▶ Figure record extracts:

○ ○ ○ ○ ○

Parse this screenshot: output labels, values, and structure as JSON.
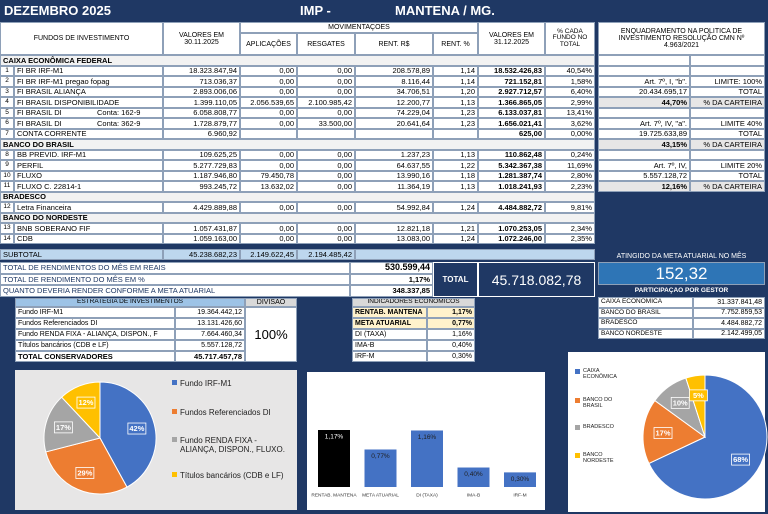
{
  "header": {
    "title": "DEZEMBRO 2025",
    "org": "IMP -",
    "city": "MANTENA / MG."
  },
  "table": {
    "headers": {
      "fund": "FUNDOS DE INVESTIMENTO",
      "start": "VALORES EM 30.11.2025",
      "movements": "MOVIMENTAÇOES",
      "applications": "APLICAÇÕES",
      "redemptions": "RESGATES",
      "return_value": "RENT. R$",
      "return_pct": "RENT. %",
      "end": "VALORES EM 31.12.2025",
      "share": "% CADA FUNDO NO TOTAL",
      "policy": "ENQUADRAMENTO NA POLITICA DE INVESTIMENTO RESOLUÇÃO CMN Nº 4.963/2021"
    },
    "rows": [
      {
        "section": "CAIXA ECONÔMICA FEDERAL"
      },
      {
        "num": "1",
        "name": "FI BR IRF-M1",
        "cells": [
          "18.323.847,94",
          "0,00",
          "0,00",
          "208.578,89",
          "1,14",
          "18.532.426,83",
          "40,54%"
        ]
      },
      {
        "num": "2",
        "name": "FI BR IRF-M1 pregao fopag",
        "cells": [
          "713.036,37",
          "0,00",
          "0,00",
          "8.116,44",
          "1,14",
          "721.152,81",
          "1,58%"
        ],
        "policy": [
          "Art. 7º, I, \"b\".",
          "LIMITE: 100%"
        ]
      },
      {
        "num": "3",
        "name": "FI BRASIL ALIANÇA",
        "cells": [
          "2.893.006,06",
          "0,00",
          "0,00",
          "34.706,51",
          "1,20",
          "2.927.712,57",
          "6,40%"
        ],
        "policy": [
          "20.434.695,17",
          "TOTAL"
        ]
      },
      {
        "num": "4",
        "name": "FI BRASIL DISPONIBILIDADE",
        "cells": [
          "1.399.110,05",
          "2.056.539,65",
          "2.100.985,42",
          "12.200,77",
          "1,13",
          "1.366.865,05",
          "2,99%"
        ],
        "policy": [
          "44,70%",
          "% DA CARTEIRA"
        ]
      },
      {
        "num": "5",
        "name": "FI BRASIL DI",
        "account": "Conta: 162-9",
        "cells": [
          "6.058.808,77",
          "0,00",
          "0,00",
          "74.229,04",
          "1,23",
          "6.133.037,81",
          "13,41%"
        ]
      },
      {
        "num": "6",
        "name": "FI BRASIL DI",
        "account": "Conta: 362-9",
        "cells": [
          "1.728.879,77",
          "0,00",
          "33.500,00",
          "20.641,64",
          "1,23",
          "1.656.021,41",
          "3,62%"
        ],
        "policy": [
          "Art. 7º, IV, \"a\".",
          "LIMITE 40%"
        ]
      },
      {
        "num": "7",
        "name": "CONTA CORRENTE",
        "cells": [
          "6.960,92",
          null,
          null,
          null,
          null,
          "625,00",
          "0,00%"
        ],
        "policy": [
          "19.725.633,89",
          "TOTAL"
        ]
      },
      {
        "section": "BANCO DO BRASIL",
        "policy": [
          "43,15%",
          "% DA CARTEIRA"
        ]
      },
      {
        "num": "8",
        "name": "BB PREVID. IRF-M1",
        "cells": [
          "109.625,25",
          "0,00",
          "0,00",
          "1.237,23",
          "1,13",
          "110.862,48",
          "0,24%"
        ]
      },
      {
        "num": "9",
        "name": "PERFIL",
        "cells": [
          "5.277.729,83",
          "0,00",
          "0,00",
          "64.637,55",
          "1,22",
          "5.342.367,38",
          "11,69%"
        ],
        "policy": [
          "Art. 7º, IV,",
          "LIMITE 20%"
        ]
      },
      {
        "num": "10",
        "name": "FLUXO",
        "cells": [
          "1.187.946,80",
          "79.450,78",
          "0,00",
          "13.990,16",
          "1,18",
          "1.281.387,74",
          "2,80%"
        ],
        "policy": [
          "5.557.128,72",
          "TOTAL"
        ]
      },
      {
        "num": "11",
        "name": "FLUXO  C. 22814-1",
        "cells": [
          "993.245,72",
          "13.632,02",
          "0,00",
          "11.364,19",
          "1,13",
          "1.018.241,93",
          "2,23%"
        ],
        "policy": [
          "12,16%",
          "% DA CARTEIRA"
        ]
      },
      {
        "section": "BRADESCO"
      },
      {
        "num": "12",
        "name": "Letra Financeira",
        "cells": [
          "4.429.889,88",
          "0,00",
          "0,00",
          "54.992,84",
          "1,24",
          "4.484.882,72",
          "9,81%"
        ]
      },
      {
        "section": "BANCO DO NORDESTE"
      },
      {
        "num": "13",
        "name": "BNB SOBERANO FIF",
        "cells": [
          "1.057.431,87",
          "0,00",
          "0,00",
          "12.821,18",
          "1,21",
          "1.070.253,05",
          "2,34%"
        ]
      },
      {
        "num": "14",
        "name": "CDB",
        "cells": [
          "1.059.163,00",
          "0,00",
          "0,00",
          "13.083,00",
          "1,24",
          "1.072.246,00",
          "2,35%"
        ]
      }
    ],
    "subtotal": {
      "label": "SUBTOTAL",
      "start": "45.238.682,23",
      "applications": "2.149.622,45",
      "redemptions": "2.194.485,42"
    }
  },
  "summary": {
    "rows": [
      {
        "label": "TOTAL DE RENDIMENTOS DO MÊS EM REAIS",
        "value": "530.599,44"
      },
      {
        "label": "TOTAL DE RENDIMENTO DO MÊS EM %",
        "value": "1,17%"
      },
      {
        "label": "QUANTO DEVERIA RENDER CONFORME A META ATUARIAL",
        "value": "348.337,85"
      }
    ],
    "total_label": "TOTAL",
    "total": "45.718.082,78"
  },
  "goal": {
    "title": "ATINGIDO DA META ATUARIAL NO MÊS",
    "value": "152,32"
  },
  "managers": {
    "title": "PARTICIPAÇÃO POR GESTOR",
    "rows": [
      [
        "CAIXA ECONÔMICA",
        "31.337.841,48"
      ],
      [
        "BANCO DO BRASIL",
        "7.752.859,53"
      ],
      [
        "BRADESCO",
        "4.484.882,72"
      ],
      [
        "BANCO NORDESTE",
        "2.142.499,05"
      ]
    ]
  },
  "strategy": {
    "title": "ESTRATÉGIA DE INVESTIMENTOS",
    "division_title": "DIVISÃO",
    "division": "100%",
    "rows": [
      [
        "Fundo IRF-M1",
        "19.364.442,12"
      ],
      [
        "Fundos Referenciados DI",
        "13.131.426,60"
      ],
      [
        "Fundo RENDA FIXA - ALIANÇA, DISPON., F",
        "7.664.460,34"
      ],
      [
        "Títulos bancários (CDB e LF)",
        "5.557.128,72"
      ]
    ],
    "total": [
      "TOTAL CONSERVADORES",
      "45.717.457,78"
    ]
  },
  "indicators": {
    "title": "INDICADORES ECONOMICOS",
    "rows": [
      [
        "RENTAB. MANTENA",
        "1,17%"
      ],
      [
        "META ATUARIAL",
        "0,77%"
      ],
      [
        "DI (TAXA)",
        "1,16%"
      ],
      [
        "IMA-B",
        "0,40%"
      ],
      [
        "IRF-M",
        "0,30%"
      ]
    ]
  },
  "chart_data": [
    {
      "type": "pie",
      "categories": [
        "Fundo IRF-M1",
        "Fundos Referenciados DI",
        "Fundo RENDA FIXA - ALIANÇA, DISPON., FLUXO.",
        "Títulos bancários (CDB e LF)"
      ],
      "values": [
        42,
        29,
        17,
        12
      ],
      "value_labels": [
        "42%",
        "29%",
        "17%",
        "12%"
      ],
      "colors": [
        "#4472c4",
        "#ed7d31",
        "#a5a5a5",
        "#ffc000"
      ]
    },
    {
      "type": "bar",
      "categories": [
        "RENTAB. MANTENA",
        "META ATUARIAL",
        "DI (TAXA)",
        "IMA-B",
        "IRF-M"
      ],
      "values": [
        1.17,
        0.77,
        1.16,
        0.4,
        0.3
      ],
      "value_labels": [
        "1,17%",
        "0,77%",
        "1,16%",
        "0,40%",
        "0,30%"
      ],
      "colors": [
        "#000000",
        "#4472c4",
        "#4472c4",
        "#4472c4",
        "#4472c4"
      ]
    },
    {
      "type": "pie",
      "categories": [
        "CAIXA ECONÔMICA",
        "BANCO DO BRASIL",
        "BRADESCO",
        "BANCO NORDESTE"
      ],
      "values": [
        68,
        17,
        10,
        5
      ],
      "value_labels": [
        "68%",
        "17%",
        "10%",
        "5%"
      ],
      "colors": [
        "#4472c4",
        "#ed7d31",
        "#a5a5a5",
        "#ffc000"
      ]
    }
  ]
}
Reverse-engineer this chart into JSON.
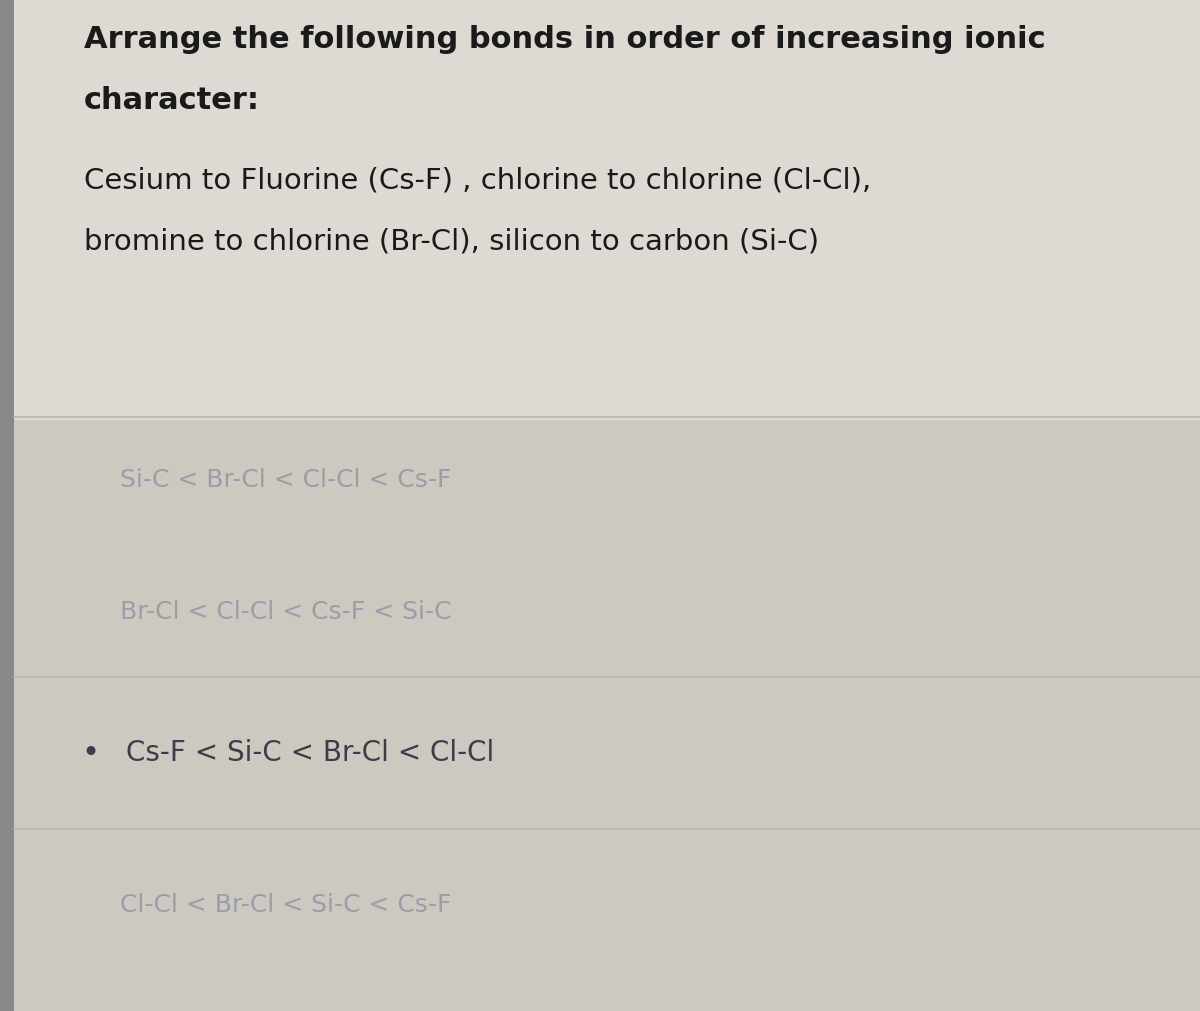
{
  "background_color": "#d8d4cc",
  "options_bg_color": "#cdc9c0",
  "figsize": [
    12.0,
    10.11
  ],
  "question_text_line1": "Arrange the following bonds in order of increasing ionic",
  "question_text_line2": "character:",
  "description_line1": "Cesium to Fluorine (Cs-F) , chlorine to chlorine (Cl-Cl),",
  "description_line2": "bromine to chlorine (Br-Cl), silicon to carbon (Si-C)",
  "options": [
    {
      "text": "Si-C < Br-Cl < Cl-Cl < Cs-F",
      "selected": false,
      "bullet": false,
      "color": "#9a9ea8",
      "fontsize": 18
    },
    {
      "text": "Br-Cl < Cl-Cl < Cs-F < Si-C",
      "selected": false,
      "bullet": false,
      "color": "#9a9ea8",
      "fontsize": 18
    },
    {
      "text": "Cs-F < Si-C < Br-Cl < Cl-Cl",
      "selected": true,
      "bullet": true,
      "color": "#3a3d4a",
      "fontsize": 20
    },
    {
      "text": "Cl-Cl < Br-Cl < Si-C < Cs-F",
      "selected": false,
      "bullet": false,
      "color": "#9a9ea8",
      "fontsize": 18
    }
  ],
  "divider_color": "#b8b4ac",
  "question_color": "#1a1a1a",
  "question_fontsize": 22,
  "description_fontsize": 21,
  "description_color": "#1a1a1a",
  "left_bar_color": "#888888",
  "left_bar_width": 0.012
}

○ ○ ○ ○ ○

▶ Exercise brief: Filter the records above for lines containing the word "ALIANÇA", and copy those lines.

▶ Task answer:
        "name": "FI BRASIL ALIANÇA",
        "Fundo RENDA FIXA - ALIANÇA, DISPON., F",
        "Fundo RENDA FIXA - ALIANÇA, DISPON., FLUXO.",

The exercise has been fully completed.